Set exercise: Look below. Copy each line that has "حينئذ" in it.

Dataset entries:

****

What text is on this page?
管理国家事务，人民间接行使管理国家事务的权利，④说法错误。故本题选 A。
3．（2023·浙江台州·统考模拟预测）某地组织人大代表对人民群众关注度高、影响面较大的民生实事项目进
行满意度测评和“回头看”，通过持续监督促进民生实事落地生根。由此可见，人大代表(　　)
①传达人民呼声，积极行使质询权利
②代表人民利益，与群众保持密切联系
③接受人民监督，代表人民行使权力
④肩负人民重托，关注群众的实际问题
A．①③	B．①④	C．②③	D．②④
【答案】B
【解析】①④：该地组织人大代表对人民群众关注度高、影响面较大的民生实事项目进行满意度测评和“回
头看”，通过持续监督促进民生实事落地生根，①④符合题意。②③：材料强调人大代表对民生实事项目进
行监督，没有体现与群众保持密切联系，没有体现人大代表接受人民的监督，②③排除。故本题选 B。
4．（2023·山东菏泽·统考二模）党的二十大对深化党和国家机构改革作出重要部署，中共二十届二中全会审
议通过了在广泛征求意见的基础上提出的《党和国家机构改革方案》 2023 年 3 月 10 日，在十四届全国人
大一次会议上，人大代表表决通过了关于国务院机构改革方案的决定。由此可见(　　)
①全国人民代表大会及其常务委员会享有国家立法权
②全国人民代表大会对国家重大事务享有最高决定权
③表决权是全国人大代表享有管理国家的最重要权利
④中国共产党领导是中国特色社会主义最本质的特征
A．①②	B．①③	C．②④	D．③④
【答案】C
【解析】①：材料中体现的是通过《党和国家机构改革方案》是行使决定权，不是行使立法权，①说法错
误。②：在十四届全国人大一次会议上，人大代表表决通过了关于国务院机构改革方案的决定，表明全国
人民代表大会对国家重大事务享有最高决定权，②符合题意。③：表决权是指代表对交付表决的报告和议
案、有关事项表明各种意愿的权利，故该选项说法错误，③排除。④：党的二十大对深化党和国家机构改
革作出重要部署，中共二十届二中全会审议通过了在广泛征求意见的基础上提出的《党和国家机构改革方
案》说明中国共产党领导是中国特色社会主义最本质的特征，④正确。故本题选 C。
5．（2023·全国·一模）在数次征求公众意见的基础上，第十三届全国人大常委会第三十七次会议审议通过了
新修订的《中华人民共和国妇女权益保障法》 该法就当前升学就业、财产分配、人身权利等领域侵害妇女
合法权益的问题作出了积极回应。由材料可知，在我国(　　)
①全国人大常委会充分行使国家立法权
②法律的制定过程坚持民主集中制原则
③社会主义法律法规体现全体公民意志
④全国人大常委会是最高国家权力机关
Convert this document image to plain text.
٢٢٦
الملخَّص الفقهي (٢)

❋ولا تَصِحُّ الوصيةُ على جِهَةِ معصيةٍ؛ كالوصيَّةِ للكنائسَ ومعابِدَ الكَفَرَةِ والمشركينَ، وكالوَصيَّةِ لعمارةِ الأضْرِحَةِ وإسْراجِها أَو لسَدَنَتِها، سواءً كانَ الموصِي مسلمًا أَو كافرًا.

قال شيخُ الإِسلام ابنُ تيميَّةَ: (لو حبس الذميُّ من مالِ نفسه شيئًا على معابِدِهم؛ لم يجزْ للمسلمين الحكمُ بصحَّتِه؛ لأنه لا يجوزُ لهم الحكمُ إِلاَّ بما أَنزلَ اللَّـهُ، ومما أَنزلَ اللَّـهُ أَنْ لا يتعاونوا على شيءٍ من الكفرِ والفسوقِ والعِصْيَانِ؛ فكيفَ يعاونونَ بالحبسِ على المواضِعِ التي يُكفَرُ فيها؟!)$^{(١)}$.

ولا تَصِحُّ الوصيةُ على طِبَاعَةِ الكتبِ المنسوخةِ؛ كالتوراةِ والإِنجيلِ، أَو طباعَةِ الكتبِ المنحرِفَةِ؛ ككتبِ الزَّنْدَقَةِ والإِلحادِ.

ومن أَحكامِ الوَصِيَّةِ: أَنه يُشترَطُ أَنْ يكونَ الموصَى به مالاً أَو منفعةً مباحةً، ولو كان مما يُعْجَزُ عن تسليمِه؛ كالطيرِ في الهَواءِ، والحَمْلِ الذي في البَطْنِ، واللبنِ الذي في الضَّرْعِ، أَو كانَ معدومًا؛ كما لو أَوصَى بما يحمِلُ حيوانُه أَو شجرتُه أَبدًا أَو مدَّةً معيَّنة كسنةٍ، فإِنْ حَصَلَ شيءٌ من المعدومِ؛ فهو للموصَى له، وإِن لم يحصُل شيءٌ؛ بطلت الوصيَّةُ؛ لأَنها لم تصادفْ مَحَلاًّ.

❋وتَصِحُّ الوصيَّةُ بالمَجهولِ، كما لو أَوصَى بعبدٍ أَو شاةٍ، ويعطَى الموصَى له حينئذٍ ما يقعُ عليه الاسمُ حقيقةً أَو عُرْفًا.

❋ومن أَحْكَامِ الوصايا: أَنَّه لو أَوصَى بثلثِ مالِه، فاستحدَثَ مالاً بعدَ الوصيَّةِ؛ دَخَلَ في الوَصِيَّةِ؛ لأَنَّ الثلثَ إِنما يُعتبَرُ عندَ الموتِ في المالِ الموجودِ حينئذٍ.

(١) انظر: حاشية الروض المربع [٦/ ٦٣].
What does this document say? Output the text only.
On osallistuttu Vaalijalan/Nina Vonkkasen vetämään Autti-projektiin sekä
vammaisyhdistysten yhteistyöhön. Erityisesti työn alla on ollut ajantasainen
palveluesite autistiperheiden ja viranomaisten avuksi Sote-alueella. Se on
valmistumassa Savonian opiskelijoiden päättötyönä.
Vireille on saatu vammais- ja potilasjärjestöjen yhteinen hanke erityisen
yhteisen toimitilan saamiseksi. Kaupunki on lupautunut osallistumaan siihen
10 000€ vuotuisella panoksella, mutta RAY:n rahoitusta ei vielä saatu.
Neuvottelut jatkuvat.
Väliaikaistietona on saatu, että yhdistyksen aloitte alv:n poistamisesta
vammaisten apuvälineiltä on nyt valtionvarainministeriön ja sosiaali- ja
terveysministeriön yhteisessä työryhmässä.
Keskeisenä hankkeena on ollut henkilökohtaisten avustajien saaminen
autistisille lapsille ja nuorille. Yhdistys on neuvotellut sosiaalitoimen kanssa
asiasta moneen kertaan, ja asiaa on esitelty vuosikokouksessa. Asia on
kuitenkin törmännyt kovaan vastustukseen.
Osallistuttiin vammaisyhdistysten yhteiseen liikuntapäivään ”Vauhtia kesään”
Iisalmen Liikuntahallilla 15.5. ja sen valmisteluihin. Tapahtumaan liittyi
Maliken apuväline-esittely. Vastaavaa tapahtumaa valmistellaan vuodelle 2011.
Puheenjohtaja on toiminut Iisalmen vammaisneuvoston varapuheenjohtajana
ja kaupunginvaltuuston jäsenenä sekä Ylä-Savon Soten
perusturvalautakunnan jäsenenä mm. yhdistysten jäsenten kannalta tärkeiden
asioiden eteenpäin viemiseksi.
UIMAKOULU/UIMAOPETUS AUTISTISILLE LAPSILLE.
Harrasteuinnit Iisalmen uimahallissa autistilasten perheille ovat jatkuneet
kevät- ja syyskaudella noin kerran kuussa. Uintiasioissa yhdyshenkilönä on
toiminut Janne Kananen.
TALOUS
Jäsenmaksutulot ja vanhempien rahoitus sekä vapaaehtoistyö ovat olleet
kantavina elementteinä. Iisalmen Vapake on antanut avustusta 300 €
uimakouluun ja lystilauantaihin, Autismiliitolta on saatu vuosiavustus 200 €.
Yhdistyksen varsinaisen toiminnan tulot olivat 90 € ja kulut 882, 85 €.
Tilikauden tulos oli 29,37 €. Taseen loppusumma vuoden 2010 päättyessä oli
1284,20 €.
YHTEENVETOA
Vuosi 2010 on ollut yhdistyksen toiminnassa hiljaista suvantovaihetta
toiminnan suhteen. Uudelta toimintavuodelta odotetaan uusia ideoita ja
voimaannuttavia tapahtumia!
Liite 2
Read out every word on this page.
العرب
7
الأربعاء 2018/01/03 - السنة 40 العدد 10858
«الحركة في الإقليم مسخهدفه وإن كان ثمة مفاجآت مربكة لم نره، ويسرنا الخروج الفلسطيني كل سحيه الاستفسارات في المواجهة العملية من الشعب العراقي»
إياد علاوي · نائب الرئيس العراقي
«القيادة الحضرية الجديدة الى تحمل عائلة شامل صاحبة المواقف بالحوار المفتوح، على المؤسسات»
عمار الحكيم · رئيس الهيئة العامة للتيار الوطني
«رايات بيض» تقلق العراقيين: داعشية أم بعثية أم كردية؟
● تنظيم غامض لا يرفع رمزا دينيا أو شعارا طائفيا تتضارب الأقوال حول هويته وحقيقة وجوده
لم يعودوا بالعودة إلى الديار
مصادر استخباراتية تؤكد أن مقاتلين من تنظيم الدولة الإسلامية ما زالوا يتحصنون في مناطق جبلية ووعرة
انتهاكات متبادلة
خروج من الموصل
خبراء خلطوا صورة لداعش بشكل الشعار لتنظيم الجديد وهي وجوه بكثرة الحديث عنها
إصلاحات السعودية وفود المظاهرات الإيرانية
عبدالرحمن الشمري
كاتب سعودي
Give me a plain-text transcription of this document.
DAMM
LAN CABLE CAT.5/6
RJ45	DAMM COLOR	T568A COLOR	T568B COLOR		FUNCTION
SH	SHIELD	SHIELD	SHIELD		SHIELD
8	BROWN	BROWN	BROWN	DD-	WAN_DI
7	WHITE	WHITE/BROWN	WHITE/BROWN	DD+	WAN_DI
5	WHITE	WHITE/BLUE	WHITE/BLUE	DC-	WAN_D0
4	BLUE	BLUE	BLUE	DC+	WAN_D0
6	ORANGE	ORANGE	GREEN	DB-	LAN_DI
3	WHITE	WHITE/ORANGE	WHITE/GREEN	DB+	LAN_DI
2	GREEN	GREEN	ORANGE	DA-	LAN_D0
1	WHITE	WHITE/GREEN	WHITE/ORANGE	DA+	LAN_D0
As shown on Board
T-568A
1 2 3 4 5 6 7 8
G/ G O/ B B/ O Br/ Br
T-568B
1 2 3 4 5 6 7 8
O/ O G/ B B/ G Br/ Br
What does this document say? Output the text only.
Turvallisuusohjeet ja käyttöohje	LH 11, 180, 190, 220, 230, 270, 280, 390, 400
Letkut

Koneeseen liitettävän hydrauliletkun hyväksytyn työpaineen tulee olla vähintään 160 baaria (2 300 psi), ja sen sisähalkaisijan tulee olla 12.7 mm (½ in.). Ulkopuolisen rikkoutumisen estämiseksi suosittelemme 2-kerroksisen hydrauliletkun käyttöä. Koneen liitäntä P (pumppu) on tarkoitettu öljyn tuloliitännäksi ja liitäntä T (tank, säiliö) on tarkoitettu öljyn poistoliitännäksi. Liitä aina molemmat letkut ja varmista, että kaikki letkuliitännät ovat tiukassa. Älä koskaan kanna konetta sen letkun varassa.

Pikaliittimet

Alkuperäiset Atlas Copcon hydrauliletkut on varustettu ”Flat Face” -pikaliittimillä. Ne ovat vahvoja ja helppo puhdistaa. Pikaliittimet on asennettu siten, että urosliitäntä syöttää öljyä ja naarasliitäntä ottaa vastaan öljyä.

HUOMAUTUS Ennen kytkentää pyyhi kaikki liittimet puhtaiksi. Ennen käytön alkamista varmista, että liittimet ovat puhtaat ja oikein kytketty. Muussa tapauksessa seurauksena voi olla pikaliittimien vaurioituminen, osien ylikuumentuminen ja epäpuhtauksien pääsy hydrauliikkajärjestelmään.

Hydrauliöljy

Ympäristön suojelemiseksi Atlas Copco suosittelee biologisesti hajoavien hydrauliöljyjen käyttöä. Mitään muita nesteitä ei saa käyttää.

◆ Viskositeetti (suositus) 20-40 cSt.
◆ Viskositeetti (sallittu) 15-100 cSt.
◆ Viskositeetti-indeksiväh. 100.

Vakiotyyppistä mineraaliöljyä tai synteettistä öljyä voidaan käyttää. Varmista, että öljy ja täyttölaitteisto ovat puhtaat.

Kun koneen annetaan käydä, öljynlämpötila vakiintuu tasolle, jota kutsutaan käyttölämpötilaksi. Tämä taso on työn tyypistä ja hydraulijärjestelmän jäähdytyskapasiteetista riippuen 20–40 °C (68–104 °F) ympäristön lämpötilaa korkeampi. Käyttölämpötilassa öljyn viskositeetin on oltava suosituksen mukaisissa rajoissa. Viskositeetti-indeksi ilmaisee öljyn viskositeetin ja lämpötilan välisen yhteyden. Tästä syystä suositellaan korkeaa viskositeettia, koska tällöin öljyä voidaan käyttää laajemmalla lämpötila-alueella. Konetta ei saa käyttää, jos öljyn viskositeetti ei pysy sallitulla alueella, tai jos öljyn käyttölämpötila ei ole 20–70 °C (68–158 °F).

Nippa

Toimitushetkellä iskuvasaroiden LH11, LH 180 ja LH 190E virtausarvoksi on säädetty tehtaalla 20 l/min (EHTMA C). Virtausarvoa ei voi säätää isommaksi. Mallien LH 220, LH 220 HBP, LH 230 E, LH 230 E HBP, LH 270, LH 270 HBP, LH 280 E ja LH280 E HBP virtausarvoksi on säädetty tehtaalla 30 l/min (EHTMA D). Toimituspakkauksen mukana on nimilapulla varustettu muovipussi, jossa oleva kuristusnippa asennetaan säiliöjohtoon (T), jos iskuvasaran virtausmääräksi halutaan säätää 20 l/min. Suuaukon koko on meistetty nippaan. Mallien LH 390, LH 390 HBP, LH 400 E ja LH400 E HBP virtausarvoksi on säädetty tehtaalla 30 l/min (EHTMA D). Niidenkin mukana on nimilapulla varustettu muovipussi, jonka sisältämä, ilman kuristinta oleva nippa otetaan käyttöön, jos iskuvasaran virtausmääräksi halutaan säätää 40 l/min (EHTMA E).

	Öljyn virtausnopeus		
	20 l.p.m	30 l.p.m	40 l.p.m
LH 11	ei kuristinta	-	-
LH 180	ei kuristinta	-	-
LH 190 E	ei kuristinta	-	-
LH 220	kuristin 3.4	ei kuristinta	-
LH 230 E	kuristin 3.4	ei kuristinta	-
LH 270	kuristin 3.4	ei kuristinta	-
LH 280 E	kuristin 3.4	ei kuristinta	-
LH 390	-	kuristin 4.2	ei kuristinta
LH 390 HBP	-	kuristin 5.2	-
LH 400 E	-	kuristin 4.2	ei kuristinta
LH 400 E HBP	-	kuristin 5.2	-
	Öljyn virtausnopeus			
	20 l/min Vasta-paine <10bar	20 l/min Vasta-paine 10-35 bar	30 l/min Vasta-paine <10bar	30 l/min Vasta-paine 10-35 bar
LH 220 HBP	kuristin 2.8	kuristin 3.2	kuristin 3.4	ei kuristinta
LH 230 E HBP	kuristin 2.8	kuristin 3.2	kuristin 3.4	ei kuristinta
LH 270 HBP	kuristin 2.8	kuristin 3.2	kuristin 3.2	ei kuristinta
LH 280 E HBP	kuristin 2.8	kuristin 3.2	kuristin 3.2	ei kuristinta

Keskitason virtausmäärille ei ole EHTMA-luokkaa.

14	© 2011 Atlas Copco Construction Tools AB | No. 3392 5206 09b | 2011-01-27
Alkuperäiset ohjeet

****

Worked solution:
❋وتَصِحُّ الوصيَّةُ بالمَجهولِ، كما لو أَوصَى بعبدٍ أَو شاةٍ، ويعطَى الموصَى له حينئذٍ ما يقعُ عليه الاسمُ حقيقةً أَو عُرْفًا.
❋ومن أَحْكَامِ الوصايا: أَنَّه لو أَوصَى بثلثِ مالِه، فاستحدَثَ مالاً بعدَ الوصيَّةِ؛ دَخَلَ في الوَصِيَّةِ؛ لأَنَّ الثلثَ إِنما يُعتبَرُ عندَ الموتِ في المالِ الموجودِ حينئذٍ.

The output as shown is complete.